## Begin Material to process

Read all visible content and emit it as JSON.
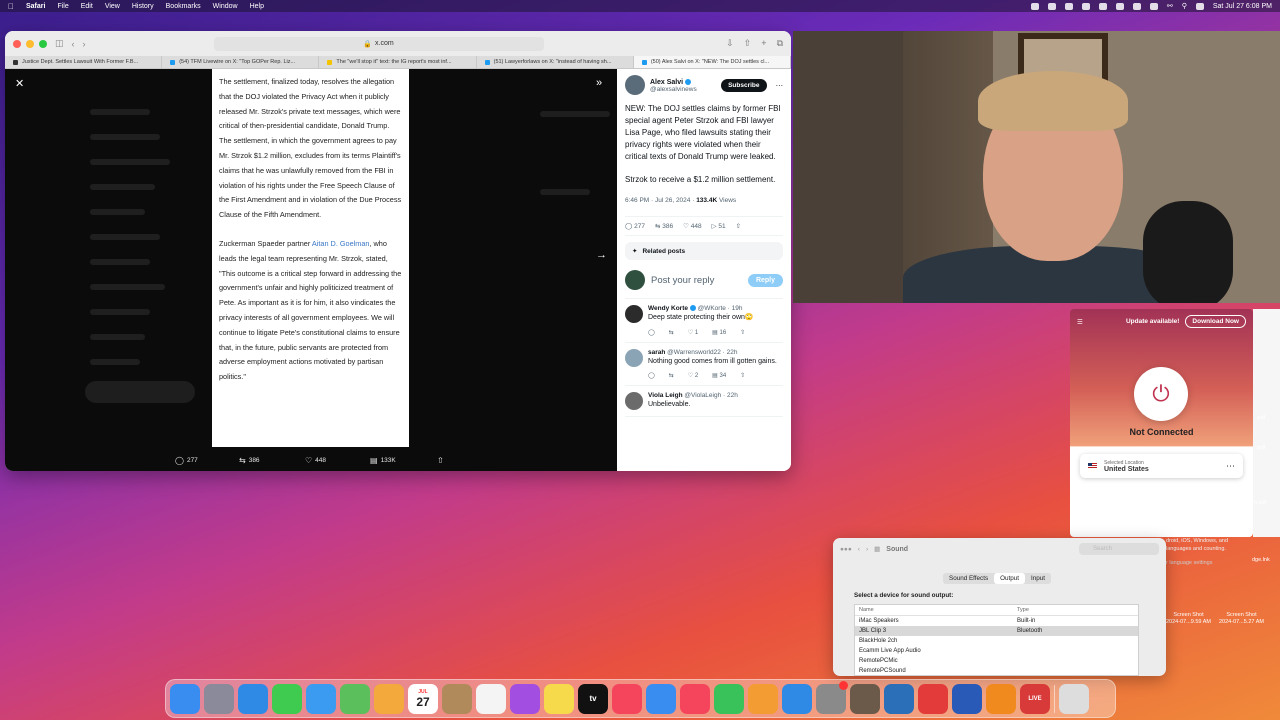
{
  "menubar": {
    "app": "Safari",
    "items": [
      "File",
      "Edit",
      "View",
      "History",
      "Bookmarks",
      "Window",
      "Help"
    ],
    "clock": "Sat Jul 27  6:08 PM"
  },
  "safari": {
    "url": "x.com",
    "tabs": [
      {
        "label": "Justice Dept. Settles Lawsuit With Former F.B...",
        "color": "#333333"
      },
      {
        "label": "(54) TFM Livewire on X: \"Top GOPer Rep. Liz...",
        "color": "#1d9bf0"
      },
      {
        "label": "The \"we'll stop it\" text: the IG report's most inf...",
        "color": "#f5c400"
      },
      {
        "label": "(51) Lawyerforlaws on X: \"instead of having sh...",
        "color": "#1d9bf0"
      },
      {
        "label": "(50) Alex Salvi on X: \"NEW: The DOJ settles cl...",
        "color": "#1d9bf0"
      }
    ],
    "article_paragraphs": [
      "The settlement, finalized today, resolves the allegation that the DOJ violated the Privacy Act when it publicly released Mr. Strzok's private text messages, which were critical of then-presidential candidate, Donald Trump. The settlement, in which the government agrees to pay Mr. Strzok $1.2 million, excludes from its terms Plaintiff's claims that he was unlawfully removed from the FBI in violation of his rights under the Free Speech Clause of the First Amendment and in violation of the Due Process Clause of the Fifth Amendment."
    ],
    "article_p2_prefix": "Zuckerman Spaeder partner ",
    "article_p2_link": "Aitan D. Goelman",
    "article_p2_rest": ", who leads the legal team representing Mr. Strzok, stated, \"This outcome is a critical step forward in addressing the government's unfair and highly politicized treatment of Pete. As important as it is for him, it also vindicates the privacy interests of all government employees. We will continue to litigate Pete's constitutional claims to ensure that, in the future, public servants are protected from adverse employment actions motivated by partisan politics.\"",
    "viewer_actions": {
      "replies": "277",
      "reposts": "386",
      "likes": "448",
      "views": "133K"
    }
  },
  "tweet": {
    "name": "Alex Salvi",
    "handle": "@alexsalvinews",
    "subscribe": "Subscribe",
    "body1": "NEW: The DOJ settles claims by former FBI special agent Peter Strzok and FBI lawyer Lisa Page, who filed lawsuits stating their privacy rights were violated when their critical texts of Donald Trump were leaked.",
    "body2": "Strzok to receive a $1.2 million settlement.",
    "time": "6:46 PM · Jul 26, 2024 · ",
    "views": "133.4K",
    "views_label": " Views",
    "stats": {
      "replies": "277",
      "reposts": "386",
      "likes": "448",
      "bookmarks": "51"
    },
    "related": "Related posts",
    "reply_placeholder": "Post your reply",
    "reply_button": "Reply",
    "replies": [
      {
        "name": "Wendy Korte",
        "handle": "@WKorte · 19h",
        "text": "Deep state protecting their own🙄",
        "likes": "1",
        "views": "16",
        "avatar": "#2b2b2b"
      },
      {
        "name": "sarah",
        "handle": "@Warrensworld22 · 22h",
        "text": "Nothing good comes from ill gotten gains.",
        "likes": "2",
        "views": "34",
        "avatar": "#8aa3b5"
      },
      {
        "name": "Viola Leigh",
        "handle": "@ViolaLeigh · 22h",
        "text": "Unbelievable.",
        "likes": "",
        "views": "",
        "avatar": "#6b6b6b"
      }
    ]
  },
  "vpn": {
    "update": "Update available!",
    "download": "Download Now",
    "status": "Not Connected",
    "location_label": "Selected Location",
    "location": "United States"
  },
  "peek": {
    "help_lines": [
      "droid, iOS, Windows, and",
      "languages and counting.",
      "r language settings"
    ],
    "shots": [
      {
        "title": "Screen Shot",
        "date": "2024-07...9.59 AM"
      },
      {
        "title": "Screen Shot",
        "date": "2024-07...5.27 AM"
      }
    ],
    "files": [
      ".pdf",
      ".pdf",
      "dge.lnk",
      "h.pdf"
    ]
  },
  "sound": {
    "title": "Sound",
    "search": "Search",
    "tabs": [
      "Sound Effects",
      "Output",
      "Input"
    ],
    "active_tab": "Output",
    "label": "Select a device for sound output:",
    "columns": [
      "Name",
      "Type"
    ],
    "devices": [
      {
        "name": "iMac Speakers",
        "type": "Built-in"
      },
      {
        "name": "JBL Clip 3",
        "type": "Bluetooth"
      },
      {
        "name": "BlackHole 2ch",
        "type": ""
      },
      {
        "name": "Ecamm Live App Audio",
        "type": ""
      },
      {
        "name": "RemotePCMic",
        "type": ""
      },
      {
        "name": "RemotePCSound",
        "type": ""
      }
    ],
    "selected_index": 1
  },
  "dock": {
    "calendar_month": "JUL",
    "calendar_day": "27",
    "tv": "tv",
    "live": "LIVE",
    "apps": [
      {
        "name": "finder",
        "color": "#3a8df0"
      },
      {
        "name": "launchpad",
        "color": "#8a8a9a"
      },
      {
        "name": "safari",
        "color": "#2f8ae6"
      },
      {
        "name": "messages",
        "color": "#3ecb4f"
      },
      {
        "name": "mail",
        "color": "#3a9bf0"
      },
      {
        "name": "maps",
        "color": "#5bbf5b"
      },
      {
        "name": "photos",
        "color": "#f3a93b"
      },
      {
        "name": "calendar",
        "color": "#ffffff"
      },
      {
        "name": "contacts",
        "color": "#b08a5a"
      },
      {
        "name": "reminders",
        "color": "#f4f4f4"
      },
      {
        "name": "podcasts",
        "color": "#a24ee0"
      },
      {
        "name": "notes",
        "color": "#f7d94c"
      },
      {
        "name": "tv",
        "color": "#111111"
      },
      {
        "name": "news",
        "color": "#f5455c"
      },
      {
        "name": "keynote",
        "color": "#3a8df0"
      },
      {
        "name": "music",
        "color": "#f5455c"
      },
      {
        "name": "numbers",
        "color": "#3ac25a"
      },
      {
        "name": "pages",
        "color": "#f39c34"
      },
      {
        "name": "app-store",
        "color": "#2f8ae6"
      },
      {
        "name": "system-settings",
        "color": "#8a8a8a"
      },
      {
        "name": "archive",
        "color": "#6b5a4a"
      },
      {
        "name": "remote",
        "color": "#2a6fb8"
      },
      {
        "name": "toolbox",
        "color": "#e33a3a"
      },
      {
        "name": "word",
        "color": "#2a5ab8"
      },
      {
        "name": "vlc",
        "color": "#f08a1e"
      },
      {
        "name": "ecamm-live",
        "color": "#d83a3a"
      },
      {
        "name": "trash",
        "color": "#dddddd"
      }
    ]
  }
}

## End Material to process

# What to work on
All lines above containing the string "avatar" are to be collected.

# Result of this task
        "avatar": "#2b2b2b"
        "avatar": "#8aa3b5"
        "avatar": "#6b6b6b"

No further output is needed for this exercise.